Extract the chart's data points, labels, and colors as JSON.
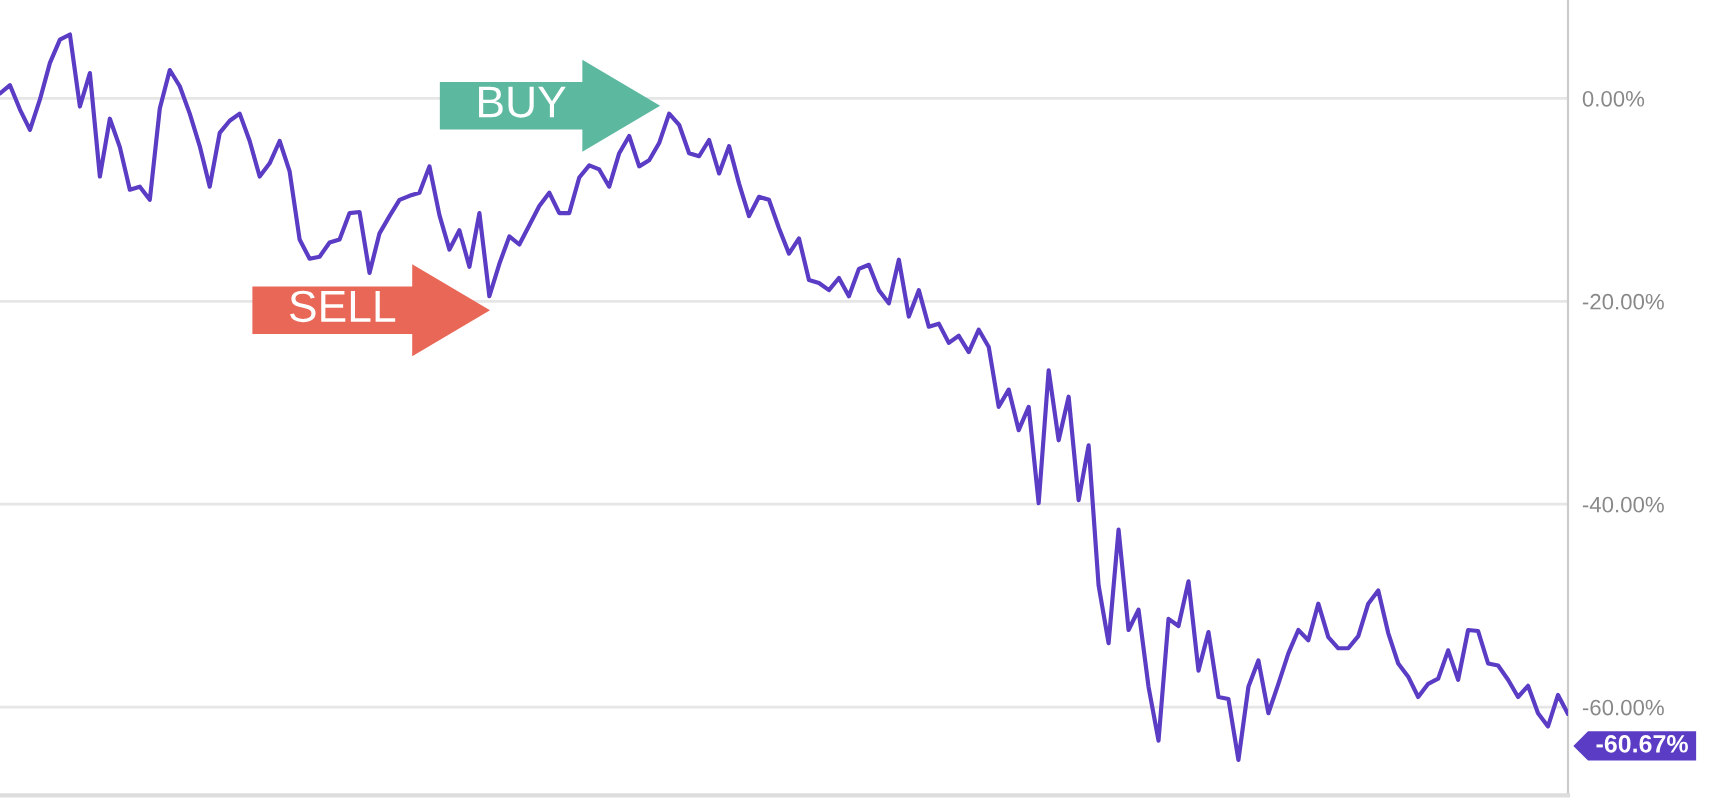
{
  "chart_data": {
    "type": "line",
    "color": "#5b3cc4",
    "categories": [
      null,
      null,
      null,
      null,
      null,
      null,
      null,
      null,
      null,
      null,
      null,
      null,
      null,
      null,
      null,
      null,
      null,
      null,
      null,
      null,
      null,
      null,
      null,
      null,
      null,
      null,
      null,
      null,
      null,
      null,
      null,
      null,
      null,
      null,
      null,
      null,
      null,
      null,
      null,
      null,
      null,
      null,
      null,
      null,
      null,
      null,
      null,
      null,
      null,
      null,
      null,
      null,
      null,
      null,
      null,
      null,
      null,
      null,
      null,
      null,
      null,
      null,
      null,
      null,
      null,
      null,
      null,
      null,
      null,
      null,
      null,
      null,
      null,
      null,
      null,
      null,
      null,
      null,
      null,
      null,
      null,
      null,
      null,
      null,
      null,
      null,
      null,
      null,
      null,
      null,
      null,
      null,
      null,
      null,
      null,
      null,
      null,
      null,
      null,
      null,
      null,
      null,
      null,
      null,
      null,
      null,
      null,
      null,
      null,
      null,
      null,
      null,
      null,
      null,
      null,
      null,
      null,
      null,
      null,
      null,
      null,
      null,
      null,
      null,
      null,
      null,
      null,
      null,
      null,
      null,
      null,
      null,
      null,
      null,
      null,
      null,
      null,
      null,
      null,
      null,
      null,
      null,
      null,
      null,
      null,
      null,
      null,
      null,
      null,
      null,
      null,
      null,
      null,
      null,
      null,
      null,
      null,
      null
    ],
    "values": [
      0.5,
      1.3,
      -1.1,
      -3.1,
      -0.1,
      3.5,
      5.8,
      6.3,
      -0.8,
      2.5,
      -7.7,
      -2.0,
      -4.8,
      -9.0,
      -8.7,
      -10.0,
      -1.0,
      2.8,
      1.2,
      -1.5,
      -4.7,
      -8.7,
      -3.4,
      -2.2,
      -1.5,
      -4.2,
      -7.7,
      -6.4,
      -4.2,
      -7.2,
      -13.9,
      -15.8,
      -15.6,
      -14.2,
      -13.9,
      -11.3,
      -11.2,
      -17.2,
      -13.3,
      -11.6,
      -10.0,
      -9.6,
      -9.3,
      -6.7,
      -11.5,
      -14.9,
      -13.0,
      -16.6,
      -11.3,
      -19.5,
      -16.3,
      -13.6,
      -14.4,
      -12.5,
      -10.6,
      -9.3,
      -11.3,
      -11.3,
      -7.8,
      -6.6,
      -7.0,
      -8.7,
      -5.4,
      -3.7,
      -6.7,
      -6.1,
      -4.4,
      -1.5,
      -2.6,
      -5.4,
      -5.7,
      -4.1,
      -7.4,
      -4.7,
      -8.4,
      -11.6,
      -9.7,
      -10.0,
      -12.8,
      -15.3,
      -13.8,
      -17.9,
      -18.2,
      -18.9,
      -17.7,
      -19.5,
      -16.8,
      -16.4,
      -18.9,
      -20.2,
      -15.9,
      -21.5,
      -18.9,
      -22.5,
      -22.2,
      -24.1,
      -23.4,
      -25.0,
      -22.8,
      -24.5,
      -30.4,
      -28.7,
      -32.7,
      -30.4,
      -39.9,
      -26.8,
      -33.7,
      -29.4,
      -39.6,
      -34.2,
      -48.0,
      -53.7,
      -42.5,
      -52.4,
      -50.4,
      -58.0,
      -63.3,
      -51.3,
      -52.0,
      -47.6,
      -56.4,
      -52.6,
      -59.0,
      -59.2,
      -65.2,
      -58.0,
      -55.4,
      -60.6,
      -57.7,
      -54.7,
      -52.4,
      -53.4,
      -49.8,
      -53.1,
      -54.2,
      -54.2,
      -53.0,
      -49.8,
      -48.5,
      -52.7,
      -55.7,
      -57.0,
      -59.0,
      -57.7,
      -57.2,
      -54.4,
      -57.3,
      -52.4,
      -52.5,
      -55.7,
      -55.9,
      -57.3,
      -59.0,
      -57.9,
      -60.6,
      -61.9,
      -58.8,
      -60.67
    ],
    "value_labels": [
      null,
      null,
      null,
      null,
      null,
      null,
      null,
      null,
      null,
      null,
      null,
      null,
      null,
      null,
      null,
      null,
      null,
      null,
      null,
      null,
      null,
      null,
      null,
      null,
      null,
      null,
      null,
      null,
      null,
      null,
      null,
      null,
      null,
      null,
      null,
      null,
      null,
      null,
      null,
      null,
      null,
      null,
      null,
      null,
      null,
      null,
      null,
      null,
      null,
      null,
      null,
      null,
      null,
      null,
      null,
      null,
      null,
      null,
      null,
      null,
      null,
      null,
      null,
      null,
      null,
      null,
      null,
      null,
      null,
      null,
      null,
      null,
      null,
      null,
      null,
      null,
      null,
      null,
      null,
      null,
      null,
      null,
      null,
      null,
      null,
      null,
      null,
      null,
      null,
      null,
      null,
      null,
      null,
      null,
      null,
      null,
      null,
      null,
      null,
      null,
      null,
      null,
      null,
      null,
      null,
      null,
      null,
      null,
      null,
      null,
      null,
      null,
      null,
      null,
      null,
      null,
      null,
      null,
      null,
      null,
      null,
      null,
      null,
      null,
      null,
      null,
      null,
      null,
      null,
      null,
      null,
      null,
      null,
      null,
      null,
      null,
      null,
      null,
      null,
      null,
      null,
      null,
      null,
      null,
      null,
      null,
      null,
      null,
      null,
      null,
      null,
      null,
      null,
      null,
      null,
      null,
      null,
      "-60.67%"
    ],
    "ylim": [
      -68.7,
      9.7
    ],
    "yticks": [
      {
        "value": 0,
        "label": "0.00%"
      },
      {
        "value": -20,
        "label": "-20.00%"
      },
      {
        "value": -40,
        "label": "-40.00%"
      },
      {
        "value": -60,
        "label": "-60.00%"
      }
    ],
    "tick_labels": "y",
    "grid": "y",
    "annotations": [
      "BUY",
      "SELL"
    ]
  }
}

* * * * * * *

Problem to solve: Make an exact copy of the whole listing, but don't bring over any pictures.

Final result:
Extract the chart's data points, labels, and colors as JSON.
{
  "chart_data": {
    "type": "line",
    "color": "#5b3cc4",
    "categories": [
      null,
      null,
      null,
      null,
      null,
      null,
      null,
      null,
      null,
      null,
      null,
      null,
      null,
      null,
      null,
      null,
      null,
      null,
      null,
      null,
      null,
      null,
      null,
      null,
      null,
      null,
      null,
      null,
      null,
      null,
      null,
      null,
      null,
      null,
      null,
      null,
      null,
      null,
      null,
      null,
      null,
      null,
      null,
      null,
      null,
      null,
      null,
      null,
      null,
      null,
      null,
      null,
      null,
      null,
      null,
      null,
      null,
      null,
      null,
      null,
      null,
      null,
      null,
      null,
      null,
      null,
      null,
      null,
      null,
      null,
      null,
      null,
      null,
      null,
      null,
      null,
      null,
      null,
      null,
      null,
      null,
      null,
      null,
      null,
      null,
      null,
      null,
      null,
      null,
      null,
      null,
      null,
      null,
      null,
      null,
      null,
      null,
      null,
      null,
      null,
      null,
      null,
      null,
      null,
      null,
      null,
      null,
      null,
      null,
      null,
      null,
      null,
      null,
      null,
      null,
      null,
      null,
      null,
      null,
      null,
      null,
      null,
      null,
      null,
      null,
      null,
      null,
      null,
      null,
      null,
      null,
      null,
      null,
      null,
      null,
      null,
      null,
      null,
      null,
      null,
      null,
      null,
      null,
      null,
      null,
      null,
      null,
      null,
      null,
      null,
      null,
      null,
      null,
      null,
      null,
      null,
      null,
      null
    ],
    "values": [
      0.5,
      1.3,
      -1.1,
      -3.1,
      -0.1,
      3.5,
      5.8,
      6.3,
      -0.8,
      2.5,
      -7.7,
      -2.0,
      -4.8,
      -9.0,
      -8.7,
      -10.0,
      -1.0,
      2.8,
      1.2,
      -1.5,
      -4.7,
      -8.7,
      -3.4,
      -2.2,
      -1.5,
      -4.2,
      -7.7,
      -6.4,
      -4.2,
      -7.2,
      -13.9,
      -15.8,
      -15.6,
      -14.2,
      -13.9,
      -11.3,
      -11.2,
      -17.2,
      -13.3,
      -11.6,
      -10.0,
      -9.6,
      -9.3,
      -6.7,
      -11.5,
      -14.9,
      -13.0,
      -16.6,
      -11.3,
      -19.5,
      -16.3,
      -13.6,
      -14.4,
      -12.5,
      -10.6,
      -9.3,
      -11.3,
      -11.3,
      -7.8,
      -6.6,
      -7.0,
      -8.7,
      -5.4,
      -3.7,
      -6.7,
      -6.1,
      -4.4,
      -1.5,
      -2.6,
      -5.4,
      -5.7,
      -4.1,
      -7.4,
      -4.7,
      -8.4,
      -11.6,
      -9.7,
      -10.0,
      -12.8,
      -15.3,
      -13.8,
      -17.9,
      -18.2,
      -18.9,
      -17.7,
      -19.5,
      -16.8,
      -16.4,
      -18.9,
      -20.2,
      -15.9,
      -21.5,
      -18.9,
      -22.5,
      -22.2,
      -24.1,
      -23.4,
      -25.0,
      -22.8,
      -24.5,
      -30.4,
      -28.7,
      -32.7,
      -30.4,
      -39.9,
      -26.8,
      -33.7,
      -29.4,
      -39.6,
      -34.2,
      -48.0,
      -53.7,
      -42.5,
      -52.4,
      -50.4,
      -58.0,
      -63.3,
      -51.3,
      -52.0,
      -47.6,
      -56.4,
      -52.6,
      -59.0,
      -59.2,
      -65.2,
      -58.0,
      -55.4,
      -60.6,
      -57.7,
      -54.7,
      -52.4,
      -53.4,
      -49.8,
      -53.1,
      -54.2,
      -54.2,
      -53.0,
      -49.8,
      -48.5,
      -52.7,
      -55.7,
      -57.0,
      -59.0,
      -57.7,
      -57.2,
      -54.4,
      -57.3,
      -52.4,
      -52.5,
      -55.7,
      -55.9,
      -57.3,
      -59.0,
      -57.9,
      -60.6,
      -61.9,
      -58.8,
      -60.67
    ],
    "value_labels": [
      null,
      null,
      null,
      null,
      null,
      null,
      null,
      null,
      null,
      null,
      null,
      null,
      null,
      null,
      null,
      null,
      null,
      null,
      null,
      null,
      null,
      null,
      null,
      null,
      null,
      null,
      null,
      null,
      null,
      null,
      null,
      null,
      null,
      null,
      null,
      null,
      null,
      null,
      null,
      null,
      null,
      null,
      null,
      null,
      null,
      null,
      null,
      null,
      null,
      null,
      null,
      null,
      null,
      null,
      null,
      null,
      null,
      null,
      null,
      null,
      null,
      null,
      null,
      null,
      null,
      null,
      null,
      null,
      null,
      null,
      null,
      null,
      null,
      null,
      null,
      null,
      null,
      null,
      null,
      null,
      null,
      null,
      null,
      null,
      null,
      null,
      null,
      null,
      null,
      null,
      null,
      null,
      null,
      null,
      null,
      null,
      null,
      null,
      null,
      null,
      null,
      null,
      null,
      null,
      null,
      null,
      null,
      null,
      null,
      null,
      null,
      null,
      null,
      null,
      null,
      null,
      null,
      null,
      null,
      null,
      null,
      null,
      null,
      null,
      null,
      null,
      null,
      null,
      null,
      null,
      null,
      null,
      null,
      null,
      null,
      null,
      null,
      null,
      null,
      null,
      null,
      null,
      null,
      null,
      null,
      null,
      null,
      null,
      null,
      null,
      null,
      null,
      null,
      null,
      null,
      null,
      null,
      "-60.67%"
    ],
    "ylim": [
      -68.7,
      9.7
    ],
    "yticks": [
      {
        "value": 0,
        "label": "0.00%"
      },
      {
        "value": -20,
        "label": "-20.00%"
      },
      {
        "value": -40,
        "label": "-40.00%"
      },
      {
        "value": -60,
        "label": "-60.00%"
      }
    ],
    "tick_labels": "y",
    "grid": "y",
    "annotations": [
      "BUY",
      "SELL"
    ]
  }
}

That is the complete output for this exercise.